Stored dataset items
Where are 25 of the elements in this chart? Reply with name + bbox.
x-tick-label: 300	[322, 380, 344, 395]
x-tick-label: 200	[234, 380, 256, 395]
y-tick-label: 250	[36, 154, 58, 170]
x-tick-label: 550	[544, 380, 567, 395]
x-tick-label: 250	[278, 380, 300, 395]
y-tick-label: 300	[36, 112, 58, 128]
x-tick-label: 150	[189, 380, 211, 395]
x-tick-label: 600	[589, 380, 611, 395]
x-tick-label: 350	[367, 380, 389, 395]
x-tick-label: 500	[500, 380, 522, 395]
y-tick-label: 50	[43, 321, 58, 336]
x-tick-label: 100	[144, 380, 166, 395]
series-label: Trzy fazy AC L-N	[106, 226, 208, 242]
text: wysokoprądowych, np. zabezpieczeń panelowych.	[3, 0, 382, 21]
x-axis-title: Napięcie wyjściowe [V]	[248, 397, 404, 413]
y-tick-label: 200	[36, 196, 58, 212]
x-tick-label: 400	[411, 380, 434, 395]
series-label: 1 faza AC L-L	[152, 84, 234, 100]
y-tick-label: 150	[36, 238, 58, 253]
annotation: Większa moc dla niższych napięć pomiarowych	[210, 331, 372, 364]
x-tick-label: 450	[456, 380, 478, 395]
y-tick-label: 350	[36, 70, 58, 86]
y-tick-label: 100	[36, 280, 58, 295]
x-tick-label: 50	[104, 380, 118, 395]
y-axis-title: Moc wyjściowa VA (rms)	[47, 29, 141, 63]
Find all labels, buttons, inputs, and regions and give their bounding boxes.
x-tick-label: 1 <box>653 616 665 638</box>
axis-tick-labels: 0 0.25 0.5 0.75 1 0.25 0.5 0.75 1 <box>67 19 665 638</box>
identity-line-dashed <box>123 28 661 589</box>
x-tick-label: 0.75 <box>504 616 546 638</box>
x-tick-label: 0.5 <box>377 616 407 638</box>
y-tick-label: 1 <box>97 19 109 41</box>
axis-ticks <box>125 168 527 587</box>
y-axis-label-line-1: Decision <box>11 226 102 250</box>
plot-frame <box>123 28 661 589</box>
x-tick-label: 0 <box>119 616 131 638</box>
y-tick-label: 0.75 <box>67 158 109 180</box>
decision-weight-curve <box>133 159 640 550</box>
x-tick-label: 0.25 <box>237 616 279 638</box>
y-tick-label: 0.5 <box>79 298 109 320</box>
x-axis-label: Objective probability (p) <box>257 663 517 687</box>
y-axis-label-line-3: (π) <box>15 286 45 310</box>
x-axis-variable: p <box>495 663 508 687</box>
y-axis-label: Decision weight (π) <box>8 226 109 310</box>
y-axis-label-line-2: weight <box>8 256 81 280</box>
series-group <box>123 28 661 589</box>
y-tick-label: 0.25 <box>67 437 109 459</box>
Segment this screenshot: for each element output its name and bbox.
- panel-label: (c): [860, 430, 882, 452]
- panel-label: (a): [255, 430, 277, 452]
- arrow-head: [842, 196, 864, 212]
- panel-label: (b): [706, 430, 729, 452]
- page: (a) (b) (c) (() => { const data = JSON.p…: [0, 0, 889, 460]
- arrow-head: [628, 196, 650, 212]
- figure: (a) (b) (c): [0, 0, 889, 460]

● **TO DO**: Format the items as a Markdown table with the columns Row and Line, starting with the first line and going on through the line with "y-tick-label: 0.75 <box>67 158 109 180</box>" (both included). Give each line a row number and leave out blank lines.

● **THE REPLY**:
| Row | Line |
|---|---|
| 1 | Where are 25 of the elements in this chart? Reply with name + bbox. |
| 2 | x-tick-label: 300	[322, 380, 344, 395] |
| 3 | x-tick-label: 200	[234, 380, 256, 395] |
| 4 | y-tick-label: 250	[36, 154, 58, 170] |
| 5 | x-tick-label: 550	[544, 380, 567, 395] |
| 6 | x-tick-label: 250	[278, 380, 300, 395] |
| 7 | y-tick-label: 300	[36, 112, 58, 128] |
| 8 | x-tick-label: 150	[189, 380, 211, 395] |
| 9 | x-tick-label: 600	[589, 380, 611, 395] |
| 10 | x-tick-label: 350	[367, 380, 389, 395] |
| 11 | x-tick-label: 500	[500, 380, 522, 395] |
| 12 | y-tick-label: 50	[43, 321, 58, 336] |
| 13 | x-tick-label: 100	[144, 380, 166, 395] |
| 14 | series-label: Trzy fazy AC L-N	[106, 226, 208, 242] |
| 15 | text: wysokoprądowych, np. zabezpieczeń panelowych.	[3, 0, 382, 21] |
| 16 | x-axis-title: Napięcie wyjściowe [V]	[248, 397, 404, 413] |
| 17 | y-tick-label: 200	[36, 196, 58, 212] |
| 18 | x-tick-label: 400	[411, 380, 434, 395] |
| 19 | series-label: 1 faza AC L-L	[152, 84, 234, 100] |
| 20 | y-tick-label: 150	[36, 238, 58, 253] |
| 21 | annotation: Większa moc dla niższych napięć pomiarowych	[210, 331, 372, 364] |
| 22 | x-tick-label: 450	[456, 380, 478, 395] |
| 23 | y-tick-label: 350	[36, 70, 58, 86] |
| 24 | y-tick-label: 100	[36, 280, 58, 295] |
| 25 | x-tick-label: 50	[104, 380, 118, 395] |
| 26 | y-axis-title: Moc wyjściowa VA (rms)	[47, 29, 141, 63] |
| 27 | Find all labels, buttons, inputs, and regions and give their bounding boxes. |
| 28 | x-tick-label: 1 <box>653 616 665 638</box> |
| 29 | axis-tick-labels: 0 0.25 0.5 0.75 1 0.25 0.5 0.75 1 <box>67 19 665 638</box> |
| 30 | identity-line-dashed <box>123 28 661 589</box> |
| 31 | x-tick-label: 0.75 <box>504 616 546 638</box> |
| 32 | x-tick-label: 0.5 <box>377 616 407 638</box> |
| 33 | y-tick-label: 1 <box>97 19 109 41</box> |
| 34 | axis-ticks <box>125 168 527 587</box> |
| 35 | y-axis-label-line-1: Decision <box>11 226 102 250</box> |
| 36 | plot-frame <box>123 28 661 589</box> |
| 37 | x-tick-label: 0 <box>119 616 131 638</box> |
| 38 | y-tick-label: 0.75 <box>67 158 109 180</box> |